Records:
━━━━━━━━━━━━━━━━━━━━━━━━━━━━━━
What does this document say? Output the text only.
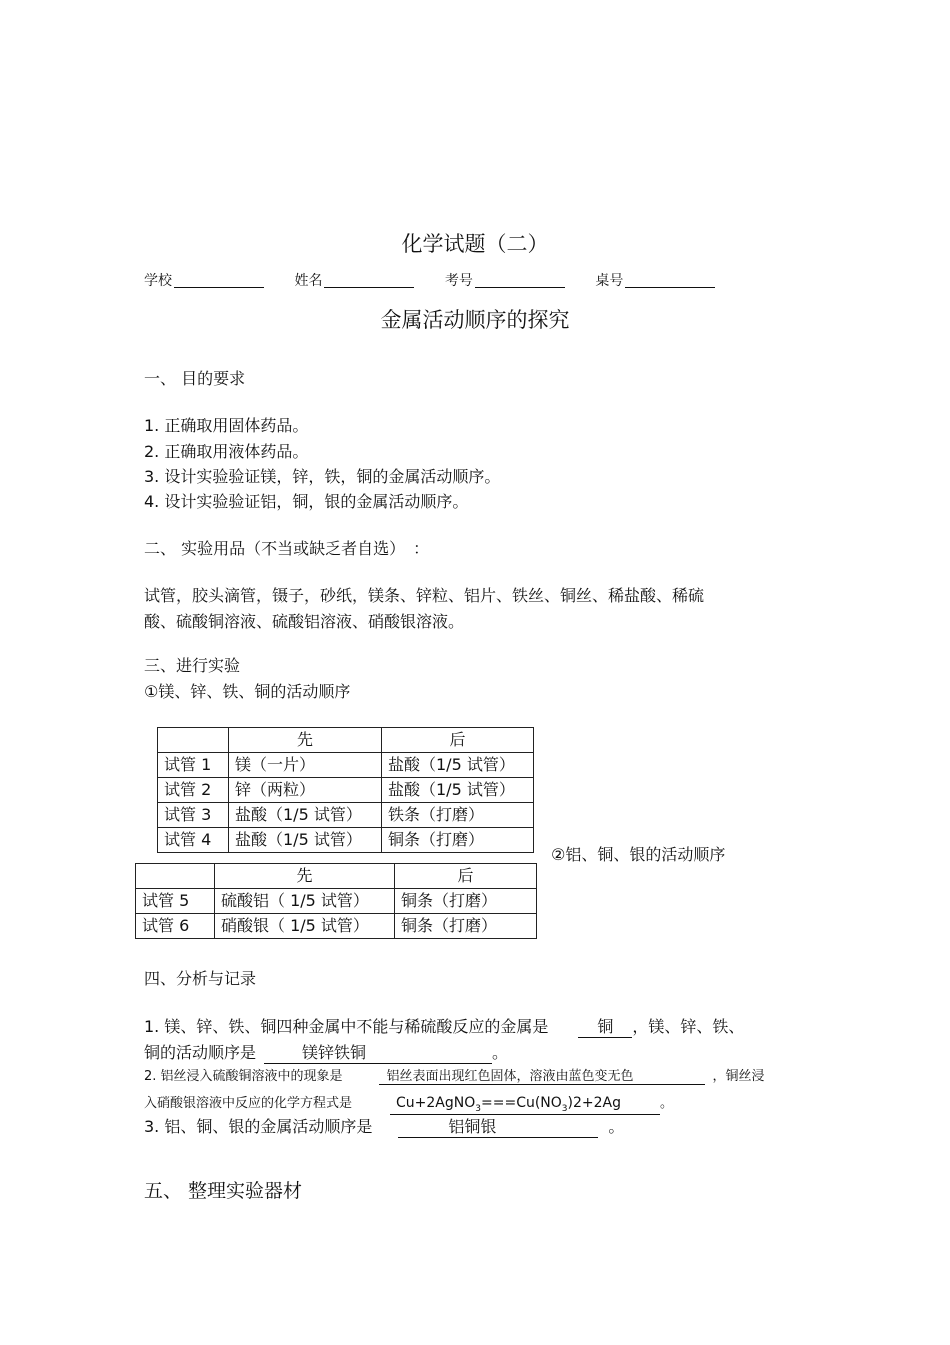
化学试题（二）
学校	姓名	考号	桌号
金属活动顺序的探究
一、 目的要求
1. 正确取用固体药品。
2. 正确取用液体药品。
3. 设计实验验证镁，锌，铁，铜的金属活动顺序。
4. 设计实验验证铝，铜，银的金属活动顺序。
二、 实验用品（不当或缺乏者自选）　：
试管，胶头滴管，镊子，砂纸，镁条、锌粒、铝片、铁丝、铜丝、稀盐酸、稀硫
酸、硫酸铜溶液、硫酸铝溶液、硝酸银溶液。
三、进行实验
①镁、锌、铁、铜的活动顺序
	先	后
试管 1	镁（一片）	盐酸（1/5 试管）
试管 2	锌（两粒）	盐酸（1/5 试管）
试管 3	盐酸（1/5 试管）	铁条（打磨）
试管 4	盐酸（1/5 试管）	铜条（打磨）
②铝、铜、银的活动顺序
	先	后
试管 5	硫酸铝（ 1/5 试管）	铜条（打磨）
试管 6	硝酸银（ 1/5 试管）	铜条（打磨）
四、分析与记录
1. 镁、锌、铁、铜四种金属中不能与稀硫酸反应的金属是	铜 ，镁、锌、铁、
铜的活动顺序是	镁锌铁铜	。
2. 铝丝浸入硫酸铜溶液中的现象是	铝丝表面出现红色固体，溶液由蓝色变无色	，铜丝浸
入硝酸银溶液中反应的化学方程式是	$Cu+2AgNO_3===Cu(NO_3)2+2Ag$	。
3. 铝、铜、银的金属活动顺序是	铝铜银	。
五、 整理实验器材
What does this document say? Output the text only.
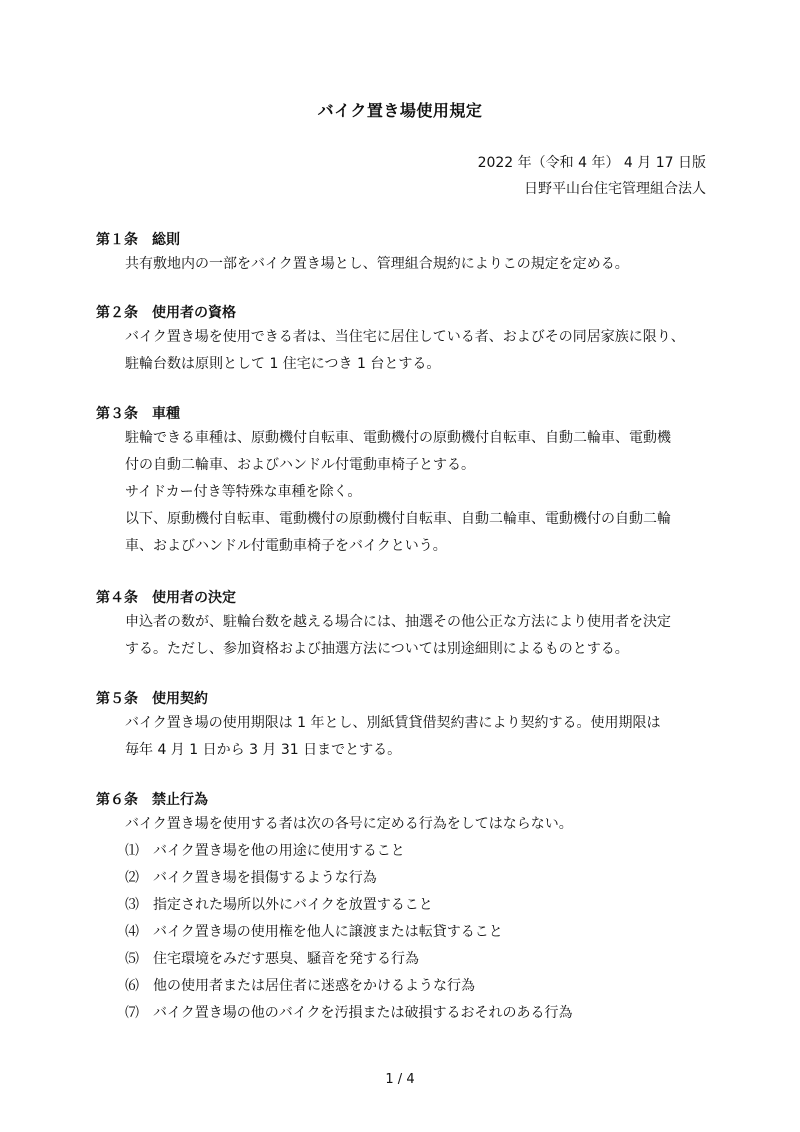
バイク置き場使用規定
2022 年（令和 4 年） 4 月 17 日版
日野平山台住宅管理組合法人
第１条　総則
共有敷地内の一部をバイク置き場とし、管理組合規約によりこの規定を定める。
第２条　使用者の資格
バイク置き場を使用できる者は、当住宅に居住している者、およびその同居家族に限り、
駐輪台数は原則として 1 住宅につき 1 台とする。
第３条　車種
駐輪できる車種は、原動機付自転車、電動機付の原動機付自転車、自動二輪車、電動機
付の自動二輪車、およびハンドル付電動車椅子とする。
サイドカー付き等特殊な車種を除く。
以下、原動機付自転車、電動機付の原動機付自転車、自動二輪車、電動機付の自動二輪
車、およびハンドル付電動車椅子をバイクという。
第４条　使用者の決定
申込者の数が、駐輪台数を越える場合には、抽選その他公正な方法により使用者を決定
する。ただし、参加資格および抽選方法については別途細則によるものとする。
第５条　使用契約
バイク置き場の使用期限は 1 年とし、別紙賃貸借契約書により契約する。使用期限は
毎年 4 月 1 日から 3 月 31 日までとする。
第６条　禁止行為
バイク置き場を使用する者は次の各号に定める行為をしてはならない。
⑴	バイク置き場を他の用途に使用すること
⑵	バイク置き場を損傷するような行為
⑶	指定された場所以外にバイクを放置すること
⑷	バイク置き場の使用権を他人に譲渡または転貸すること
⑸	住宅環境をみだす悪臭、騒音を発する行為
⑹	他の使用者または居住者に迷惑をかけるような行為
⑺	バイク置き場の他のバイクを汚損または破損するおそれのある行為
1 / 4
━━━━━━━━━━━━━━━━━━━━━━━━━━━━━━
- _Request_
Leave the pictures out and copy the rest of the data exactly.

- _Solution to this task_
What does this document say? Output the text only.
化学试题（二）
学校	姓名	考号	桌号
金属活动顺序的探究
一、 目的要求
1. 正确取用固体药品。
2. 正确取用液体药品。
3. 设计实验验证镁，锌，铁，铜的金属活动顺序。
4. 设计实验验证铝，铜，银的金属活动顺序。
二、 实验用品（不当或缺乏者自选）　：
试管，胶头滴管，镊子，砂纸，镁条、锌粒、铝片、铁丝、铜丝、稀盐酸、稀硫
酸、硫酸铜溶液、硫酸铝溶液、硝酸银溶液。
三、进行实验
①镁、锌、铁、铜的活动顺序
	先	后
试管 1	镁（一片）	盐酸（1/5 试管）
试管 2	锌（两粒）	盐酸（1/5 试管）
试管 3	盐酸（1/5 试管）	铁条（打磨）
试管 4	盐酸（1/5 试管）	铜条（打磨）
②铝、铜、银的活动顺序
	先	后
试管 5	硫酸铝（ 1/5 试管）	铜条（打磨）
试管 6	硝酸银（ 1/5 试管）	铜条（打磨）
四、分析与记录
1. 镁、锌、铁、铜四种金属中不能与稀硫酸反应的金属是	铜 ，镁、锌、铁、
铜的活动顺序是	镁锌铁铜	。
2. 铝丝浸入硫酸铜溶液中的现象是	铝丝表面出现红色固体，溶液由蓝色变无色	，铜丝浸
入硝酸银溶液中反应的化学方程式是	$Cu+2AgNO_3===Cu(NO_3)2+2Ag$	。
3. 铝、铜、银的金属活动顺序是	铝铜银	。
五、 整理实验器材
What does this document say? Output the text only.
バイク置き場使用規定
2022 年（令和 4 年） 4 月 17 日版
日野平山台住宅管理組合法人
第１条　総則
共有敷地内の一部をバイク置き場とし、管理組合規約によりこの規定を定める。
第２条　使用者の資格
バイク置き場を使用できる者は、当住宅に居住している者、およびその同居家族に限り、
駐輪台数は原則として 1 住宅につき 1 台とする。
第３条　車種
駐輪できる車種は、原動機付自転車、電動機付の原動機付自転車、自動二輪車、電動機
付の自動二輪車、およびハンドル付電動車椅子とする。
サイドカー付き等特殊な車種を除く。
以下、原動機付自転車、電動機付の原動機付自転車、自動二輪車、電動機付の自動二輪
車、およびハンドル付電動車椅子をバイクという。
第４条　使用者の決定
申込者の数が、駐輪台数を越える場合には、抽選その他公正な方法により使用者を決定
する。ただし、参加資格および抽選方法については別途細則によるものとする。
第５条　使用契約
バイク置き場の使用期限は 1 年とし、別紙賃貸借契約書により契約する。使用期限は
毎年 4 月 1 日から 3 月 31 日までとする。
第６条　禁止行為
バイク置き場を使用する者は次の各号に定める行為をしてはならない。
⑴	バイク置き場を他の用途に使用すること
⑵	バイク置き場を損傷するような行為
⑶	指定された場所以外にバイクを放置すること
⑷	バイク置き場の使用権を他人に譲渡または転貸すること
⑸	住宅環境をみだす悪臭、騒音を発する行為
⑹	他の使用者または居住者に迷惑をかけるような行為
⑺	バイク置き場の他のバイクを汚損または破損するおそれのある行為
1 / 4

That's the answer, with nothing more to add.